**What you are asked to do**
Repeat exactly each line of the data provided below.

(Dataset entries)
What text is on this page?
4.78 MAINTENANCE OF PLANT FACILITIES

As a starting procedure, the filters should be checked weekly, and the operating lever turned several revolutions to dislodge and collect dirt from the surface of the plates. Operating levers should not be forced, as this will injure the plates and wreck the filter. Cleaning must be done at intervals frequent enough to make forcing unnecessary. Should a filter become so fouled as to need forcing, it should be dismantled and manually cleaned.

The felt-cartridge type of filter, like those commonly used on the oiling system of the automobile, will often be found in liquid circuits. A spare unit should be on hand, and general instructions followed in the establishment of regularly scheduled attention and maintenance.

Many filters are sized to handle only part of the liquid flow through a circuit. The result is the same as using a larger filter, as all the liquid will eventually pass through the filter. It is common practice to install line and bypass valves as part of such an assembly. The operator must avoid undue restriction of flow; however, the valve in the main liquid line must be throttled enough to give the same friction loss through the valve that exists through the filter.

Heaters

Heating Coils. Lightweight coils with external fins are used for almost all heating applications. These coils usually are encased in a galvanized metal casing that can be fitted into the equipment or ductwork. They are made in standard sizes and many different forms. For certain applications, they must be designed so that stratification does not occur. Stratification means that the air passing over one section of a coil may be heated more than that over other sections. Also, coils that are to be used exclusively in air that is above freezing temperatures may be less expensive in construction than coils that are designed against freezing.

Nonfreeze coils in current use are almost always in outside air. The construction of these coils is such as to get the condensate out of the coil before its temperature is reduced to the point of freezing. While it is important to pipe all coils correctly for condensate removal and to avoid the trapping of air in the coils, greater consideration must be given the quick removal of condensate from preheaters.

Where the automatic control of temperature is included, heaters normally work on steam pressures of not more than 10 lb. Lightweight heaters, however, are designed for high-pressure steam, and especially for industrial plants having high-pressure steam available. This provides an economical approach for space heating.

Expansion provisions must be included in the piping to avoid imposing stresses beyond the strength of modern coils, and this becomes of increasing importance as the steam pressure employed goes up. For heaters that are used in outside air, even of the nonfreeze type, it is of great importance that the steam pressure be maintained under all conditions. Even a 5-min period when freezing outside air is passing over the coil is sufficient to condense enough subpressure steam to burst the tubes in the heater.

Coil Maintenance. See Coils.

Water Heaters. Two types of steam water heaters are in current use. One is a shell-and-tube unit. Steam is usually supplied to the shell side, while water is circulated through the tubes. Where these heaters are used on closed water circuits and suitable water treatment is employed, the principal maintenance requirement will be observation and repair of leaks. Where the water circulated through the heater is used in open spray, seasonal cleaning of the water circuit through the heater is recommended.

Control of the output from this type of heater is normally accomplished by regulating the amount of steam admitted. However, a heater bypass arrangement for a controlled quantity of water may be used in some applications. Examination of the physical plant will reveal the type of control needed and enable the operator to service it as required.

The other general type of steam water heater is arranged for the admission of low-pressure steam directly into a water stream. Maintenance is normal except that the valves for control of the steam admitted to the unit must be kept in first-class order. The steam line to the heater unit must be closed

**Answer to this problem**
What text is on this page?
4.78 MAINTENANCE OF PLANT FACILITIES

As a starting procedure, the filters should be checked weekly, and the operating lever turned several revolutions to dislodge and collect dirt from the surface of the plates. Operating levers should not be forced, as this will injure the plates and wreck the filter. Cleaning must be done at intervals frequent enough to make forcing unnecessary. Should a filter become so fouled as to need forcing, it should be dismantled and manually cleaned.

The felt-cartridge type of filter, like those commonly used on the oiling system of the automobile, will often be found in liquid circuits. A spare unit should be on hand, and general instructions followed in the establishment of regularly scheduled attention and maintenance.

Many filters are sized to handle only part of the liquid flow through a circuit. The result is the same as using a larger filter, as all the liquid will eventually pass through the filter. It is common practice to install line and bypass valves as part of such an assembly. The operator must avoid undue restriction of flow; however, the valve in the main liquid line must be throttled enough to give the same friction loss through the valve that exists through the filter.

Heaters

Heating Coils. Lightweight coils with external fins are used for almost all heating applications. These coils usually are encased in a galvanized metal casing that can be fitted into the equipment or ductwork. They are made in standard sizes and many different forms. For certain applications, they must be designed so that stratification does not occur. Stratification means that the air passing over one section of a coil may be heated more than that over other sections. Also, coils that are to be used exclusively in air that is above freezing temperatures may be less expensive in construction than coils that are designed against freezing.

Nonfreeze coils in current use are almost always in outside air. The construction of these coils is such as to get the condensate out of the coil before its temperature is reduced to the point of freezing. While it is important to pipe all coils correctly for condensate removal and to avoid the trapping of air in the coils, greater consideration must be given the quick removal of condensate from preheaters.

Where the automatic control of temperature is included, heaters normally work on steam pressures of not more than 10 lb. Lightweight heaters, however, are designed for high-pressure steam, and especially for industrial plants having high-pressure steam available. This provides an economical approach for space heating.

Expansion provisions must be included in the piping to avoid imposing stresses beyond the strength of modern coils, and this becomes of increasing importance as the steam pressure employed goes up. For heaters that are used in outside air, even of the nonfreeze type, it is of great importance that the steam pressure be maintained under all conditions. Even a 5-min period when freezing outside air is passing over the coil is sufficient to condense enough subpressure steam to burst the tubes in the heater.

Coil Maintenance. See Coils.

Water Heaters. Two types of steam water heaters are in current use. One is a shell-and-tube unit. Steam is usually supplied to the shell side, while water is circulated through the tubes. Where these heaters are used on closed water circuits and suitable water treatment is employed, the principal maintenance requirement will be observation and repair of leaks. Where the water circulated through the heater is used in open spray, seasonal cleaning of the water circuit through the heater is recommended.

Control of the output from this type of heater is normally accomplished by regulating the amount of steam admitted. However, a heater bypass arrangement for a controlled quantity of water may be used in some applications. Examination of the physical plant will reveal the type of control needed and enable the operator to service it as required.

The other general type of steam water heater is arranged for the admission of low-pressure steam directly into a water stream. Maintenance is normal except that the valves for control of the steam admitted to the unit must be kept in first-class order. The steam line to the heater unit must be closed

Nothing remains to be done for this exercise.